SHORT TASK » Examine each line of the data. Copy those that contain the string "partis".

PROVIDED ENTRIES »

•••

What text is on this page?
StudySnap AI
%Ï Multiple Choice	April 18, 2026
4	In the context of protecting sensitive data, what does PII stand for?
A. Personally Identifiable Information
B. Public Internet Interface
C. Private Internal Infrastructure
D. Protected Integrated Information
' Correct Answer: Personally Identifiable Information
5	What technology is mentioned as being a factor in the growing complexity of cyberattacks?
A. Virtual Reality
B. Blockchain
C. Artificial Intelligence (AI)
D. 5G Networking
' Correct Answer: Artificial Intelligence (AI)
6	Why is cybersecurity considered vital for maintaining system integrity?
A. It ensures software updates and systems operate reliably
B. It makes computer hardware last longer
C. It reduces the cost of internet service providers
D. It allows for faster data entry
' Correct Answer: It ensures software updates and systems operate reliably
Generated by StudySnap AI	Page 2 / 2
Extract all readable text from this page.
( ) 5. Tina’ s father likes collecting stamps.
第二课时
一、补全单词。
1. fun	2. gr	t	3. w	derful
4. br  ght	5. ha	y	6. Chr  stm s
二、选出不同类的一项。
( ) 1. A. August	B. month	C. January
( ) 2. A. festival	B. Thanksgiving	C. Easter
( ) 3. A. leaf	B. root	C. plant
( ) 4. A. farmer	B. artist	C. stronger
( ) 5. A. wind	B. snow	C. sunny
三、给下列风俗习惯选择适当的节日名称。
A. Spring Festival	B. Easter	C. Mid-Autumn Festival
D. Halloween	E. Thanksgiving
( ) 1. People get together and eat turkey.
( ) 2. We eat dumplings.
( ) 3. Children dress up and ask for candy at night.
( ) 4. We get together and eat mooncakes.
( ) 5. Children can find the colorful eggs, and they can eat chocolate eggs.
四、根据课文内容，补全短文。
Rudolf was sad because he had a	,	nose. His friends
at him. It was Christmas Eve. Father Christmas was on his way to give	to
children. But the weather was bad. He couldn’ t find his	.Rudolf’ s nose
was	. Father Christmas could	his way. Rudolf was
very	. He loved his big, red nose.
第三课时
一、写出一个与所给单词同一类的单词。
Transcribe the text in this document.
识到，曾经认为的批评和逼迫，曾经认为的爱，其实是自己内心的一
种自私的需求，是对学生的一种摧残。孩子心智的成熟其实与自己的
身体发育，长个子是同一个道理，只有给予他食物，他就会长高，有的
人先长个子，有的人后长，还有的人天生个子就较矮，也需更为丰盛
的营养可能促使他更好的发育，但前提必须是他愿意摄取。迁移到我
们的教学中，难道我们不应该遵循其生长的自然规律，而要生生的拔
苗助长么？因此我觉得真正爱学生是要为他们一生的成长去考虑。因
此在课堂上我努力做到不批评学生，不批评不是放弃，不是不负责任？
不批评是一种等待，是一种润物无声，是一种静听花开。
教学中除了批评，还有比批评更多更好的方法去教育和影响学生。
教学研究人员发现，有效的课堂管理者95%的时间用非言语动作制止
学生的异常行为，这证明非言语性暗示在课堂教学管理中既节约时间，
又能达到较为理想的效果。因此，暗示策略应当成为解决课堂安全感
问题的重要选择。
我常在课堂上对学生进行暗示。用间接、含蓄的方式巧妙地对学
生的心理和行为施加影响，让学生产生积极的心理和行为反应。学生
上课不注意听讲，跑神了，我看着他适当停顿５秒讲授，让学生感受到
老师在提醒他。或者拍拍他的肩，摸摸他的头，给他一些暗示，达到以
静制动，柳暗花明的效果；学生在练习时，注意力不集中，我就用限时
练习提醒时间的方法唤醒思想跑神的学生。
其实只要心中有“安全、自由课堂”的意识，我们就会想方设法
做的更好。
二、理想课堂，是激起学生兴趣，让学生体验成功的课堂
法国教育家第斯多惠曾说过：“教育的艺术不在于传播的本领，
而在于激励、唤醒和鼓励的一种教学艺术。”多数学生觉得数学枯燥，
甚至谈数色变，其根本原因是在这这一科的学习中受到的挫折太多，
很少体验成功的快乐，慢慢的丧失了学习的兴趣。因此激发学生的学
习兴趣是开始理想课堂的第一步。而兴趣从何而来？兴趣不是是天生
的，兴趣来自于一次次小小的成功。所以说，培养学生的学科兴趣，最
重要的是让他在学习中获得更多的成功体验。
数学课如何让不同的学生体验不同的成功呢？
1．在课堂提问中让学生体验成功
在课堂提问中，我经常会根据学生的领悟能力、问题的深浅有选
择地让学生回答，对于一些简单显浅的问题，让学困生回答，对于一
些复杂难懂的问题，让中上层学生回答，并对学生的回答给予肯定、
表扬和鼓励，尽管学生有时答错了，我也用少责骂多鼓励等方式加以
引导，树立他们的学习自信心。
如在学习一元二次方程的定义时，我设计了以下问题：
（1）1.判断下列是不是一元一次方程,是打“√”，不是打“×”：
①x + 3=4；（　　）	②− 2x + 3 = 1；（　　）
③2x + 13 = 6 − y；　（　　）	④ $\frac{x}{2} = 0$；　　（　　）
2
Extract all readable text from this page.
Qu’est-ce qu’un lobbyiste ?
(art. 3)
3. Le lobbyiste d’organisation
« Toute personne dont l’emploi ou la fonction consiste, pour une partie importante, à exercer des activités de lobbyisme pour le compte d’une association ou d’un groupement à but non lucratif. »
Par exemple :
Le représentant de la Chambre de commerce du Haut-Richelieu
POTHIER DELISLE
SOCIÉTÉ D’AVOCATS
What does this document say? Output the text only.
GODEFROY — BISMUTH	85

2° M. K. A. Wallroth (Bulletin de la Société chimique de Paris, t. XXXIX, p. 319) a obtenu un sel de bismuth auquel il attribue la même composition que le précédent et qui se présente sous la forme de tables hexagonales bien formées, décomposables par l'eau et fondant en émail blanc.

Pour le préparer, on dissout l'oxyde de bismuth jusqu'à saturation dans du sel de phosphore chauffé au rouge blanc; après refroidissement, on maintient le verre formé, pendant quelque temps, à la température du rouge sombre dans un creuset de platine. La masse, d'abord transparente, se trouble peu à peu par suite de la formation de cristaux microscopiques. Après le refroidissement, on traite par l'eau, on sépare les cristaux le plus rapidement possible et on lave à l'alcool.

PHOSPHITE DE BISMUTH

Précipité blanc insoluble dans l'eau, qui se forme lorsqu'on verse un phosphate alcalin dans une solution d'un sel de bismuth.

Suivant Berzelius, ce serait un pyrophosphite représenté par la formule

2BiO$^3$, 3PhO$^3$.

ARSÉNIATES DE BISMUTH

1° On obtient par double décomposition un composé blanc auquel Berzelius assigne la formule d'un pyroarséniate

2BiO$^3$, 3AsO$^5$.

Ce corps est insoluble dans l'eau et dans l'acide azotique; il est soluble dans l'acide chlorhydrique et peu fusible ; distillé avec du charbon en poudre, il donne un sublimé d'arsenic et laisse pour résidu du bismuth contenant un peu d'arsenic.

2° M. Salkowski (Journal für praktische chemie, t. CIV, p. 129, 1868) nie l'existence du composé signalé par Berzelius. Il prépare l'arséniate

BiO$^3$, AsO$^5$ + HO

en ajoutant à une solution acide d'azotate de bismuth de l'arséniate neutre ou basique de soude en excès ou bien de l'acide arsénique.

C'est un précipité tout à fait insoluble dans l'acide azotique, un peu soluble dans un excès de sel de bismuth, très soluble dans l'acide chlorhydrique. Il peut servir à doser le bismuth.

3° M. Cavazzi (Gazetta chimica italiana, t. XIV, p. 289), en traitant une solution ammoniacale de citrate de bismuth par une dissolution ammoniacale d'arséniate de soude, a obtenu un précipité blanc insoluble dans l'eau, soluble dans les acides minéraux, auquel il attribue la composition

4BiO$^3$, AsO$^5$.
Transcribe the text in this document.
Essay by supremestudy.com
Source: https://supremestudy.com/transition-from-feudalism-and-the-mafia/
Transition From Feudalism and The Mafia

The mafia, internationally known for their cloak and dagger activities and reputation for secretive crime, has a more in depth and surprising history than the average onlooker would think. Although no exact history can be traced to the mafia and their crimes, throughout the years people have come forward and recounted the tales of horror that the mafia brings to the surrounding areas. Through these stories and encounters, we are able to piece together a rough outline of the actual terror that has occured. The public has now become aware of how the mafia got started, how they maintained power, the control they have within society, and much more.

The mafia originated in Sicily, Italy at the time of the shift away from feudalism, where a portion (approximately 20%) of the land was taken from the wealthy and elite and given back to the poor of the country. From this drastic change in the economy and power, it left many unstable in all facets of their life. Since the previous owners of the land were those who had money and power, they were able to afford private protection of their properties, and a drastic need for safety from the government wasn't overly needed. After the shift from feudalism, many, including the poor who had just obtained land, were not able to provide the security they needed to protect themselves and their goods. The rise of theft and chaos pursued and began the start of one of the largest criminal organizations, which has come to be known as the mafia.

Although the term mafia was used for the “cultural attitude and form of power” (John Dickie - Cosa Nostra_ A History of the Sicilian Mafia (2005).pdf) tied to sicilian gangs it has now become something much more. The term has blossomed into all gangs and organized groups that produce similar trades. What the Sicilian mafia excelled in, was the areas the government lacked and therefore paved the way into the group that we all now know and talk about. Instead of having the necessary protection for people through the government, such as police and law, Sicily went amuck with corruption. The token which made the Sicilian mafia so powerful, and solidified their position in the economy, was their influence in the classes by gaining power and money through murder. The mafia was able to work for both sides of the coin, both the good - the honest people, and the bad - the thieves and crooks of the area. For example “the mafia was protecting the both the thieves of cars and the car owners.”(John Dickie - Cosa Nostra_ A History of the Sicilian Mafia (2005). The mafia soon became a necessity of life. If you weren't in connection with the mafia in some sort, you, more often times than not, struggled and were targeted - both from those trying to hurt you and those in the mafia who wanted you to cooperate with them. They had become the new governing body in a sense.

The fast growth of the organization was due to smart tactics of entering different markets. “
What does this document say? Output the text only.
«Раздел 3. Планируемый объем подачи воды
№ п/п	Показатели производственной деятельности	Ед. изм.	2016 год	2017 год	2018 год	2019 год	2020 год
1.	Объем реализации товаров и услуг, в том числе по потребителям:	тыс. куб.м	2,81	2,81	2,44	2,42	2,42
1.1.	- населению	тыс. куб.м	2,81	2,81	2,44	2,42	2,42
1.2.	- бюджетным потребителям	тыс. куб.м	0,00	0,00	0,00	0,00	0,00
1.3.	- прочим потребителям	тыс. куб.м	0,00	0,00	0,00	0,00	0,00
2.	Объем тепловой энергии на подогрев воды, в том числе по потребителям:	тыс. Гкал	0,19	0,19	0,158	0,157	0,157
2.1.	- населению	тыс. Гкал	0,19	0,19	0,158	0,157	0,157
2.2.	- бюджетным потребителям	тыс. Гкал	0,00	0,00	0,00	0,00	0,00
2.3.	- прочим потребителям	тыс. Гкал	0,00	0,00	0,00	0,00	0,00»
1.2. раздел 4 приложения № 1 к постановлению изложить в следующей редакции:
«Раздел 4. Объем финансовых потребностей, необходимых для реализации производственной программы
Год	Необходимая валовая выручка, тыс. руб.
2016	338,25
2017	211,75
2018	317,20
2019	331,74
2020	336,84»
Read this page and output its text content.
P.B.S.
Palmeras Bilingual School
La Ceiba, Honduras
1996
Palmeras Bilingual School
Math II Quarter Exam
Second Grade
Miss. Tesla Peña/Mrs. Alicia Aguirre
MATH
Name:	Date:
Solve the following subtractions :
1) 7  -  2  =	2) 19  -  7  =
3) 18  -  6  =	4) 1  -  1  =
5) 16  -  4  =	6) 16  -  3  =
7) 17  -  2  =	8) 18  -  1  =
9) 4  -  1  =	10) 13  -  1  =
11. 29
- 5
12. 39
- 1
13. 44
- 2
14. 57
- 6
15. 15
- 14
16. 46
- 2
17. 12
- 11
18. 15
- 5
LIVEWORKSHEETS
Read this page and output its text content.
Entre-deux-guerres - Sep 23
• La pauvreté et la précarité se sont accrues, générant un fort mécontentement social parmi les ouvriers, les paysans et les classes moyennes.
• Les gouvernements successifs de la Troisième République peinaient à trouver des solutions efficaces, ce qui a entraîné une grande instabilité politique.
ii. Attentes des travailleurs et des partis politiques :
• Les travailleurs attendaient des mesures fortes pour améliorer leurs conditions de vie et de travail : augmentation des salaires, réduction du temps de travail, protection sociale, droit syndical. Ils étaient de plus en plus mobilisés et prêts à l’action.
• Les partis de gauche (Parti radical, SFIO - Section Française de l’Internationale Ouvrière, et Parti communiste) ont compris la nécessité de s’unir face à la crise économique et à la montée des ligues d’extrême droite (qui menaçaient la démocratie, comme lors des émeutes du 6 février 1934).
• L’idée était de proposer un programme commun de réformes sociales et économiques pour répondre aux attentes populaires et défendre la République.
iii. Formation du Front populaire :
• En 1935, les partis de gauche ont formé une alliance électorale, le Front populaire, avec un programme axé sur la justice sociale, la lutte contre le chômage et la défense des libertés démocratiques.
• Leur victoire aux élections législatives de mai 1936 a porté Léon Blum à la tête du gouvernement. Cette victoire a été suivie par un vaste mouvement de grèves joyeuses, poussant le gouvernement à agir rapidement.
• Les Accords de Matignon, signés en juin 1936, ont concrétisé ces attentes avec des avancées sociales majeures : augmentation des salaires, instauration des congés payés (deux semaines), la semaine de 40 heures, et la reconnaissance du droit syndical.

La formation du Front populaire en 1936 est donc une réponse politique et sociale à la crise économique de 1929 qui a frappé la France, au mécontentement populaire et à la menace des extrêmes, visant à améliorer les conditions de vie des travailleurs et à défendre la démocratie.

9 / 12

•••

CORRECT OUTPUT »
ii. Attentes des travailleurs et des partis politiques :
• Les partis de gauche (Parti radical, SFIO - Section Française de l’Internationale Ouvrière, et Parti communiste) ont compris la nécessité de s’unir face à la crise économique et à la montée des ligues d’extrême droite (qui menaçaient la démocratie, comme lors des émeutes du 6 février 1934).
• En 1935, les partis de gauche ont formé une alliance électorale, le Front populaire, avec un programme axé sur la justice sociale, la lutte contre le chômage et la défense des libertés démocratiques.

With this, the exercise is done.